*SHORT EXERCISE*
In the copy, include every entry exactly but none of the pictures.

[Data excerpts]

********

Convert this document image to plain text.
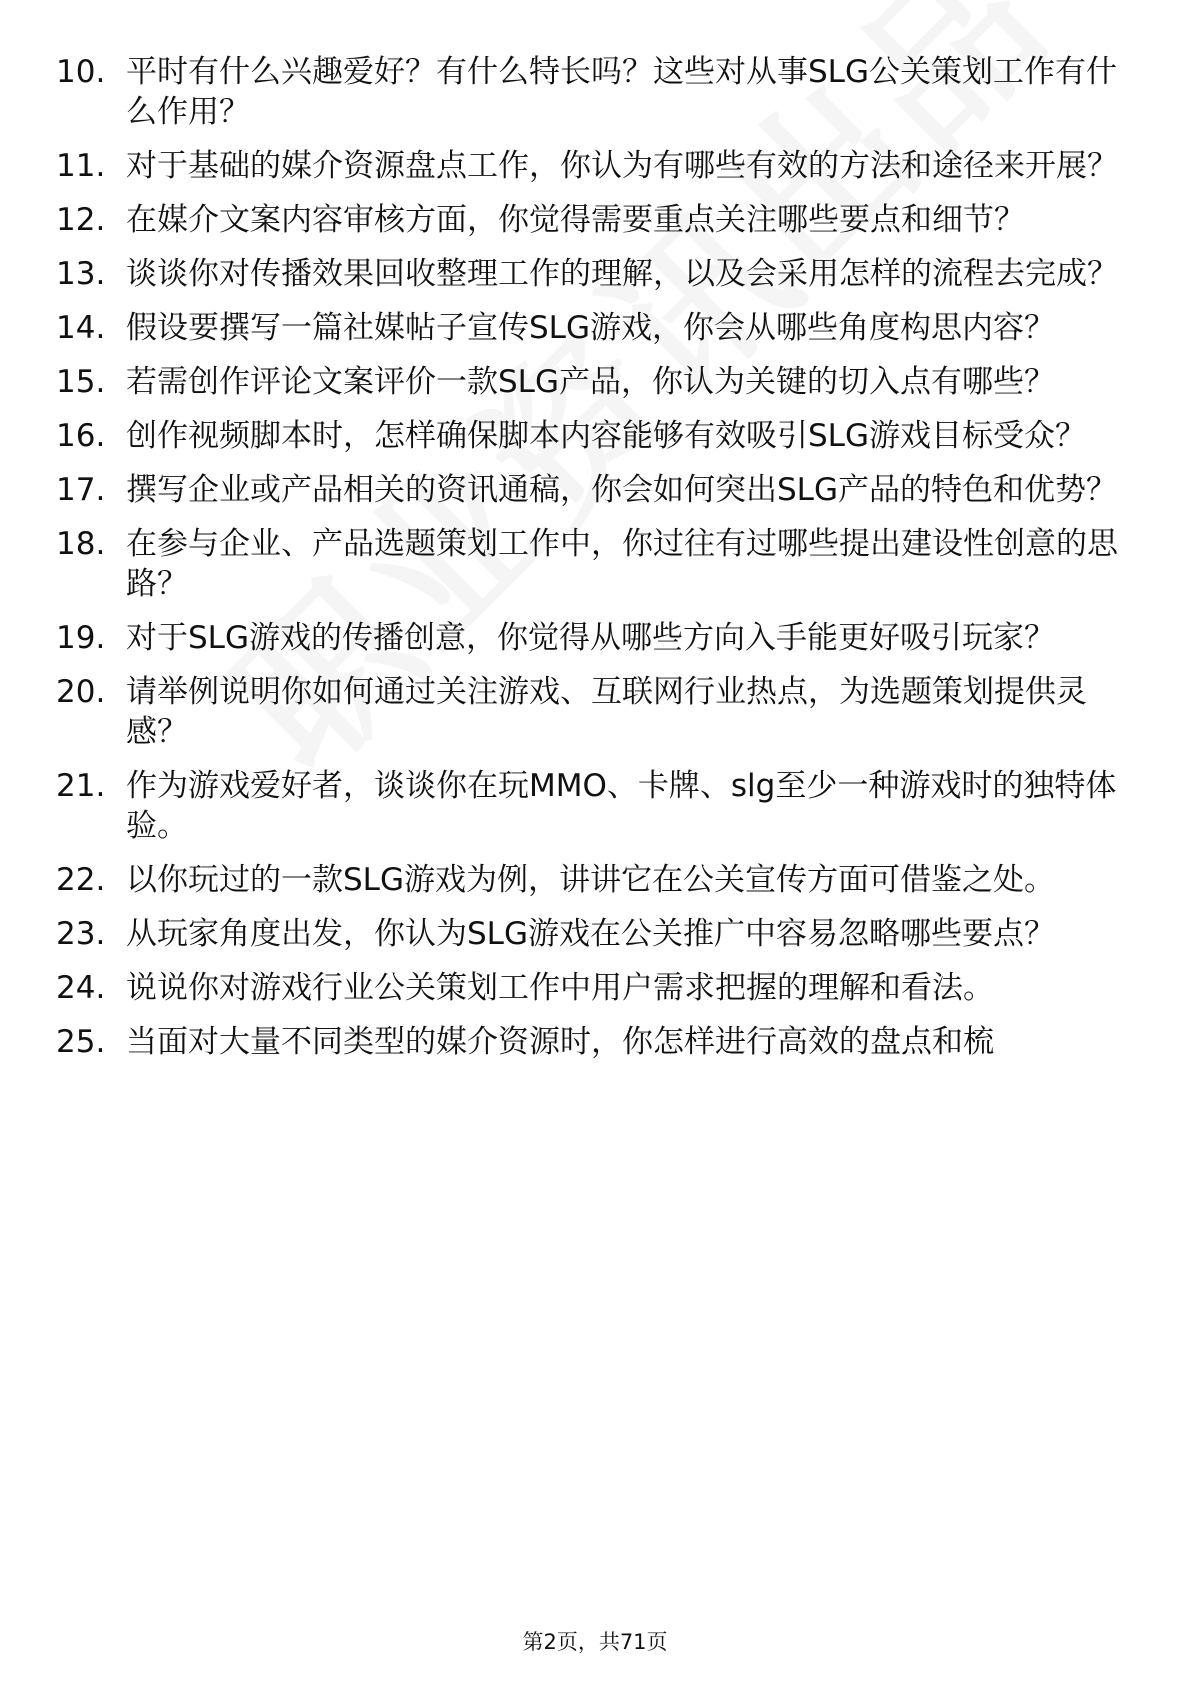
10. 平时有什么兴趣爱好？有什么特长吗？这些对从事SLG公关策划工作有什么作用？
11. 对于基础的媒介资源盘点工作，你认为有哪些有效的方法和途径来开展？
12. 在媒介文案内容审核方面，你觉得需要重点关注哪些要点和细节？
13. 谈谈你对传播效果回收整理工作的理解，以及会采用怎样的流程去完成？
14. 假设要撰写一篇社媒帖子宣传SLG游戏，你会从哪些角度构思内容？
15. 若需创作评论文案评价一款SLG产品，你认为关键的切入点有哪些？
16. 创作视频脚本时，怎样确保脚本内容能够有效吸引SLG游戏目标受众？
17. 撰写企业或产品相关的资讯通稿，你会如何突出SLG产品的特色和优势？
18. 在参与企业、产品选题策划工作中，你过往有过哪些提出建设性创意的思路？
19. 对于SLG游戏的传播创意，你觉得从哪些方向入手能更好吸引玩家？
20. 请举例说明你如何通过关注游戏、互联网行业热点，为选题策划提供灵感？
21. 作为游戏爱好者，谈谈你在玩MMO、卡牌、slg至少一种游戏时的独特体验。
22. 以你玩过的一款SLG游戏为例，讲讲它在公关宣传方面可借鉴之处。
23. 从玩家角度出发，你认为SLG游戏在公关推广中容易忽略哪些要点？
24. 说说你对游戏行业公关策划工作中用户需求把握的理解和看法。
25. 当面对大量不同类型的媒介资源时，你怎样进行高效的盘点和梳
第2页，共71页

********

*RESULT OF THE TASK*
Convert this document image to plain text.
10. 平时有什么兴趣爱好？有什么特长吗？这些对从事SLG公关策划工作有什么作用？
11. 对于基础的媒介资源盘点工作，你认为有哪些有效的方法和途径来开展？
12. 在媒介文案内容审核方面，你觉得需要重点关注哪些要点和细节？
13. 谈谈你对传播效果回收整理工作的理解，以及会采用怎样的流程去完成？
14. 假设要撰写一篇社媒帖子宣传SLG游戏，你会从哪些角度构思内容？
15. 若需创作评论文案评价一款SLG产品，你认为关键的切入点有哪些？
16. 创作视频脚本时，怎样确保脚本内容能够有效吸引SLG游戏目标受众？
17. 撰写企业或产品相关的资讯通稿，你会如何突出SLG产品的特色和优势？
18. 在参与企业、产品选题策划工作中，你过往有过哪些提出建设性创意的思路？
19. 对于SLG游戏的传播创意，你觉得从哪些方向入手能更好吸引玩家？
20. 请举例说明你如何通过关注游戏、互联网行业热点，为选题策划提供灵感？
21. 作为游戏爱好者，谈谈你在玩MMO、卡牌、slg至少一种游戏时的独特体验。
22. 以你玩过的一款SLG游戏为例，讲讲它在公关宣传方面可借鉴之处。
23. 从玩家角度出发，你认为SLG游戏在公关推广中容易忽略哪些要点？
24. 说说你对游戏行业公关策划工作中用户需求把握的理解和看法。
25. 当面对大量不同类型的媒介资源时，你怎样进行高效的盘点和梳
第2页，共71页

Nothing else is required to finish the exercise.